⟨

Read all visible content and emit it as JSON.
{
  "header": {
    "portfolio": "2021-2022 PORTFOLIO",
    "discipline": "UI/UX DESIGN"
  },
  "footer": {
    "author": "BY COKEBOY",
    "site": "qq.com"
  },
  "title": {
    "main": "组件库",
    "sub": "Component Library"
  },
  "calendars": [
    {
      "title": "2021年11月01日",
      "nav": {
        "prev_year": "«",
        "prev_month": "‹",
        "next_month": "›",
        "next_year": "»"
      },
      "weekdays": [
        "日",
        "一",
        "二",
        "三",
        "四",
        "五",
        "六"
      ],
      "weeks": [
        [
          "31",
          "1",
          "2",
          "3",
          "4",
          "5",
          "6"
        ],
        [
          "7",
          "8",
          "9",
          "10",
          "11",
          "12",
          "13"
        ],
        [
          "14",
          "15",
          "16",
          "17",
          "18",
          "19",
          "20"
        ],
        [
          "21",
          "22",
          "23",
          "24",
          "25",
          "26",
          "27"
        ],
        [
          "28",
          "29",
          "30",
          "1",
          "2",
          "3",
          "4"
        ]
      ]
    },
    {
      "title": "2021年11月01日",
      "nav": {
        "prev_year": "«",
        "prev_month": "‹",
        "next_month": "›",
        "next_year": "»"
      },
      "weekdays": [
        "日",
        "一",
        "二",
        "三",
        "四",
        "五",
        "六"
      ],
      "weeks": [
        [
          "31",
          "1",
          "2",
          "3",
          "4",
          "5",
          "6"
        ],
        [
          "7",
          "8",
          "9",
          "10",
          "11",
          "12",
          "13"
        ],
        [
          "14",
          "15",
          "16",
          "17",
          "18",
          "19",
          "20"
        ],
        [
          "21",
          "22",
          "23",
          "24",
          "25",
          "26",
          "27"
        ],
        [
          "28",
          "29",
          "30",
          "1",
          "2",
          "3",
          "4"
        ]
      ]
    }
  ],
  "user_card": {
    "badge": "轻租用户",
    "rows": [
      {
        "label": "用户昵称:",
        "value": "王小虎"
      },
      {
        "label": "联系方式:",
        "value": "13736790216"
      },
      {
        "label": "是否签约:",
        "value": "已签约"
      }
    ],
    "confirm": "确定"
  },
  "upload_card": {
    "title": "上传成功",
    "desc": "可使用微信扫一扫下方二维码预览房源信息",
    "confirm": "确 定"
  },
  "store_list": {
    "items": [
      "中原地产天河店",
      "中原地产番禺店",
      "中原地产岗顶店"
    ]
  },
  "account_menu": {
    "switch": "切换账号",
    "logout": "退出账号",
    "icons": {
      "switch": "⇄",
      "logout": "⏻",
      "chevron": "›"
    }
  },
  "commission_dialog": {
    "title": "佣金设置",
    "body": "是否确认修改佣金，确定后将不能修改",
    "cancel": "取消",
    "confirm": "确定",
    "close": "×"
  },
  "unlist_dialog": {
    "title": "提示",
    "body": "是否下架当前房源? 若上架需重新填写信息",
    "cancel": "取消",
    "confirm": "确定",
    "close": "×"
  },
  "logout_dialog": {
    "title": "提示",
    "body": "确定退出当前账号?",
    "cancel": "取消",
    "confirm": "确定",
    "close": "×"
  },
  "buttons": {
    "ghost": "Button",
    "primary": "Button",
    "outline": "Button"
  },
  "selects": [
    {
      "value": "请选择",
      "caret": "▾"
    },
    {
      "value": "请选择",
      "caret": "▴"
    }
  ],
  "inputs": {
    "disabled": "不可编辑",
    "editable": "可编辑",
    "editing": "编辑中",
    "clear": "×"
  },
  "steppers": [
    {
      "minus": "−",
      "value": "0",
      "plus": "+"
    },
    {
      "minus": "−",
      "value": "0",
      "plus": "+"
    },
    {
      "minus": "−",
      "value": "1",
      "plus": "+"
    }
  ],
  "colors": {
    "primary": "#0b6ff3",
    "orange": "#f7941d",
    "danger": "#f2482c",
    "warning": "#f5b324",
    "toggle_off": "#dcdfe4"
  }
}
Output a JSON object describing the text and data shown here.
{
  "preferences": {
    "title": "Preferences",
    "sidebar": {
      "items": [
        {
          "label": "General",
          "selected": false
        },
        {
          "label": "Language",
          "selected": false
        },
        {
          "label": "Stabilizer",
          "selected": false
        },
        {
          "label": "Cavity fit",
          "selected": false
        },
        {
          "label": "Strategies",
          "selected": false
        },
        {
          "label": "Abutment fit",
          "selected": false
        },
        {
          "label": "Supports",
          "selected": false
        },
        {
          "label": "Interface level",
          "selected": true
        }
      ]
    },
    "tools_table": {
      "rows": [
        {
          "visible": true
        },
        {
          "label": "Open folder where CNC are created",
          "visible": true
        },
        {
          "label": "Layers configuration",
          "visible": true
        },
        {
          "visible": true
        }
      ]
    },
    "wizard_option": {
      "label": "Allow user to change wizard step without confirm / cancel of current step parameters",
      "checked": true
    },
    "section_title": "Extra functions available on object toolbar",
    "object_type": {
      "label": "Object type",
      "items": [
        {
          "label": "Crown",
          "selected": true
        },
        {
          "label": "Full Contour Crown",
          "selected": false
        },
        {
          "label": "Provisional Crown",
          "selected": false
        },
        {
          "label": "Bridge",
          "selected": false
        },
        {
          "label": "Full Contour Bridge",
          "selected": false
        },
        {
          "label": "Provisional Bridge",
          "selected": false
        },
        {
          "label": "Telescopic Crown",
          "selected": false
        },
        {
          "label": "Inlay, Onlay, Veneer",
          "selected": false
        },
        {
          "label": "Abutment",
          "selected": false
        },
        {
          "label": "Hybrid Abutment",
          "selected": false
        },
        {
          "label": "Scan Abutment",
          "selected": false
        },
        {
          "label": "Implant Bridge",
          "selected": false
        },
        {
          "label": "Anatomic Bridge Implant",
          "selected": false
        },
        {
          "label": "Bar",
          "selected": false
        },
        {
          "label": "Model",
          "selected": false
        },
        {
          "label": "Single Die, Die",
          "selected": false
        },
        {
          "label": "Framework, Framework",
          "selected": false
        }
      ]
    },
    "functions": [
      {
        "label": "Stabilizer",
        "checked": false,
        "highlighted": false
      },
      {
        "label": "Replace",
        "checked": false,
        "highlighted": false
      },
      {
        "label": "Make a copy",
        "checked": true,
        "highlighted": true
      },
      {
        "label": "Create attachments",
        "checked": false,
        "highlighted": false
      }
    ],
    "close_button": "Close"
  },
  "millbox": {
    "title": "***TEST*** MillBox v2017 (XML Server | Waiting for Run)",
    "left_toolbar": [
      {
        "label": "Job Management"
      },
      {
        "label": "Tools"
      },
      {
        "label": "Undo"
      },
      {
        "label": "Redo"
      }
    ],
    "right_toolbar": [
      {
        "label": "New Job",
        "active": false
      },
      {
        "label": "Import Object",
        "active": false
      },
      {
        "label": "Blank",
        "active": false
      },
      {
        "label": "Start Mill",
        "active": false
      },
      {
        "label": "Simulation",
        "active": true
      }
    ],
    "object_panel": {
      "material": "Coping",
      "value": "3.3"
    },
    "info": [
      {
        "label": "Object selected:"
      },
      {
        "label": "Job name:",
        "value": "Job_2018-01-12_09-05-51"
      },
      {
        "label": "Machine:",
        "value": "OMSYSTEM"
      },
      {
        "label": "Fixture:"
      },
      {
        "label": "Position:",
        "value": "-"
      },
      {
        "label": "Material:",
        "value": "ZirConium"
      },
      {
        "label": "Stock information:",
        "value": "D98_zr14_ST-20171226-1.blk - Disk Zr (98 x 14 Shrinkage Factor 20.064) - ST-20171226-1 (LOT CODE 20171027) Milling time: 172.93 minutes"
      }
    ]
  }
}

⟩

## [AIM]
Extract the complete data, matching each line exactly.

## [EXERCISE ANSWER]
Read all visible content and emit it as JSON.
{
  "header": {
    "portfolio": "2021-2022 PORTFOLIO",
    "discipline": "UI/UX DESIGN"
  },
  "footer": {
    "author": "BY COKEBOY",
    "site": "qq.com"
  },
  "title": {
    "main": "组件库",
    "sub": "Component Library"
  },
  "calendars": [
    {
      "title": "2021年11月01日",
      "nav": {
        "prev_year": "«",
        "prev_month": "‹",
        "next_month": "›",
        "next_year": "»"
      },
      "weekdays": [
        "日",
        "一",
        "二",
        "三",
        "四",
        "五",
        "六"
      ],
      "weeks": [
        [
          "31",
          "1",
          "2",
          "3",
          "4",
          "5",
          "6"
        ],
        [
          "7",
          "8",
          "9",
          "10",
          "11",
          "12",
          "13"
        ],
        [
          "14",
          "15",
          "16",
          "17",
          "18",
          "19",
          "20"
        ],
        [
          "21",
          "22",
          "23",
          "24",
          "25",
          "26",
          "27"
        ],
        [
          "28",
          "29",
          "30",
          "1",
          "2",
          "3",
          "4"
        ]
      ]
    },
    {
      "title": "2021年11月01日",
      "nav": {
        "prev_year": "«",
        "prev_month": "‹",
        "next_month": "›",
        "next_year": "»"
      },
      "weekdays": [
        "日",
        "一",
        "二",
        "三",
        "四",
        "五",
        "六"
      ],
      "weeks": [
        [
          "31",
          "1",
          "2",
          "3",
          "4",
          "5",
          "6"
        ],
        [
          "7",
          "8",
          "9",
          "10",
          "11",
          "12",
          "13"
        ],
        [
          "14",
          "15",
          "16",
          "17",
          "18",
          "19",
          "20"
        ],
        [
          "21",
          "22",
          "23",
          "24",
          "25",
          "26",
          "27"
        ],
        [
          "28",
          "29",
          "30",
          "1",
          "2",
          "3",
          "4"
        ]
      ]
    }
  ],
  "user_card": {
    "badge": "轻租用户",
    "rows": [
      {
        "label": "用户昵称:",
        "value": "王小虎"
      },
      {
        "label": "联系方式:",
        "value": "13736790216"
      },
      {
        "label": "是否签约:",
        "value": "已签约"
      }
    ],
    "confirm": "确定"
  },
  "upload_card": {
    "title": "上传成功",
    "desc": "可使用微信扫一扫下方二维码预览房源信息",
    "confirm": "确 定"
  },
  "store_list": {
    "items": [
      "中原地产天河店",
      "中原地产番禺店",
      "中原地产岗顶店"
    ]
  },
  "account_menu": {
    "switch": "切换账号",
    "logout": "退出账号",
    "icons": {
      "switch": "⇄",
      "logout": "⏻",
      "chevron": "›"
    }
  },
  "commission_dialog": {
    "title": "佣金设置",
    "body": "是否确认修改佣金，确定后将不能修改",
    "cancel": "取消",
    "confirm": "确定",
    "close": "×"
  },
  "unlist_dialog": {
    "title": "提示",
    "body": "是否下架当前房源? 若上架需重新填写信息",
    "cancel": "取消",
    "confirm": "确定",
    "close": "×"
  },
  "logout_dialog": {
    "title": "提示",
    "body": "确定退出当前账号?",
    "cancel": "取消",
    "confirm": "确定",
    "close": "×"
  },
  "buttons": {
    "ghost": "Button",
    "primary": "Button",
    "outline": "Button"
  },
  "selects": [
    {
      "value": "请选择",
      "caret": "▾"
    },
    {
      "value": "请选择",
      "caret": "▴"
    }
  ],
  "inputs": {
    "disabled": "不可编辑",
    "editable": "可编辑",
    "editing": "编辑中",
    "clear": "×"
  },
  "steppers": [
    {
      "minus": "−",
      "value": "0",
      "plus": "+"
    },
    {
      "minus": "−",
      "value": "0",
      "plus": "+"
    },
    {
      "minus": "−",
      "value": "1",
      "plus": "+"
    }
  ],
  "colors": {
    "primary": "#0b6ff3",
    "orange": "#f7941d",
    "danger": "#f2482c",
    "warning": "#f5b324",
    "toggle_off": "#dcdfe4"
  }
}
Output a JSON object describing the text and data shown here.
{
  "preferences": {
    "title": "Preferences",
    "sidebar": {
      "items": [
        {
          "label": "General",
          "selected": false
        },
        {
          "label": "Language",
          "selected": false
        },
        {
          "label": "Stabilizer",
          "selected": false
        },
        {
          "label": "Cavity fit",
          "selected": false
        },
        {
          "label": "Strategies",
          "selected": false
        },
        {
          "label": "Abutment fit",
          "selected": false
        },
        {
          "label": "Supports",
          "selected": false
        },
        {
          "label": "Interface level",
          "selected": true
        }
      ]
    },
    "tools_table": {
      "rows": [
        {
          "visible": true
        },
        {
          "label": "Open folder where CNC are created",
          "visible": true
        },
        {
          "label": "Layers configuration",
          "visible": true
        },
        {
          "visible": true
        }
      ]
    },
    "wizard_option": {
      "label": "Allow user to change wizard step without confirm / cancel of current step parameters",
      "checked": true
    },
    "section_title": "Extra functions available on object toolbar",
    "object_type": {
      "label": "Object type",
      "items": [
        {
          "label": "Crown",
          "selected": true
        },
        {
          "label": "Full Contour Crown",
          "selected": false
        },
        {
          "label": "Provisional Crown",
          "selected": false
        },
        {
          "label": "Bridge",
          "selected": false
        },
        {
          "label": "Full Contour Bridge",
          "selected": false
        },
        {
          "label": "Provisional Bridge",
          "selected": false
        },
        {
          "label": "Telescopic Crown",
          "selected": false
        },
        {
          "label": "Inlay, Onlay, Veneer",
          "selected": false
        },
        {
          "label": "Abutment",
          "selected": false
        },
        {
          "label": "Hybrid Abutment",
          "selected": false
        },
        {
          "label": "Scan Abutment",
          "selected": false
        },
        {
          "label": "Implant Bridge",
          "selected": false
        },
        {
          "label": "Anatomic Bridge Implant",
          "selected": false
        },
        {
          "label": "Bar",
          "selected": false
        },
        {
          "label": "Model",
          "selected": false
        },
        {
          "label": "Single Die, Die",
          "selected": false
        },
        {
          "label": "Framework, Framework",
          "selected": false
        }
      ]
    },
    "functions": [
      {
        "label": "Stabilizer",
        "checked": false,
        "highlighted": false
      },
      {
        "label": "Replace",
        "checked": false,
        "highlighted": false
      },
      {
        "label": "Make a copy",
        "checked": true,
        "highlighted": true
      },
      {
        "label": "Create attachments",
        "checked": false,
        "highlighted": false
      }
    ],
    "close_button": "Close"
  },
  "millbox": {
    "title": "***TEST*** MillBox v2017 (XML Server | Waiting for Run)",
    "left_toolbar": [
      {
        "label": "Job Management"
      },
      {
        "label": "Tools"
      },
      {
        "label": "Undo"
      },
      {
        "label": "Redo"
      }
    ],
    "right_toolbar": [
      {
        "label": "New Job",
        "active": false
      },
      {
        "label": "Import Object",
        "active": false
      },
      {
        "label": "Blank",
        "active": false
      },
      {
        "label": "Start Mill",
        "active": false
      },
      {
        "label": "Simulation",
        "active": true
      }
    ],
    "object_panel": {
      "material": "Coping",
      "value": "3.3"
    },
    "info": [
      {
        "label": "Object selected:"
      },
      {
        "label": "Job name:",
        "value": "Job_2018-01-12_09-05-51"
      },
      {
        "label": "Machine:",
        "value": "OMSYSTEM"
      },
      {
        "label": "Fixture:"
      },
      {
        "label": "Position:",
        "value": "-"
      },
      {
        "label": "Material:",
        "value": "ZirConium"
      },
      {
        "label": "Stock information:",
        "value": "D98_zr14_ST-20171226-1.blk - Disk Zr (98 x 14 Shrinkage Factor 20.064) - ST-20171226-1 (LOT CODE 20171027) Milling time: 172.93 minutes"
      }
    ]
  }
}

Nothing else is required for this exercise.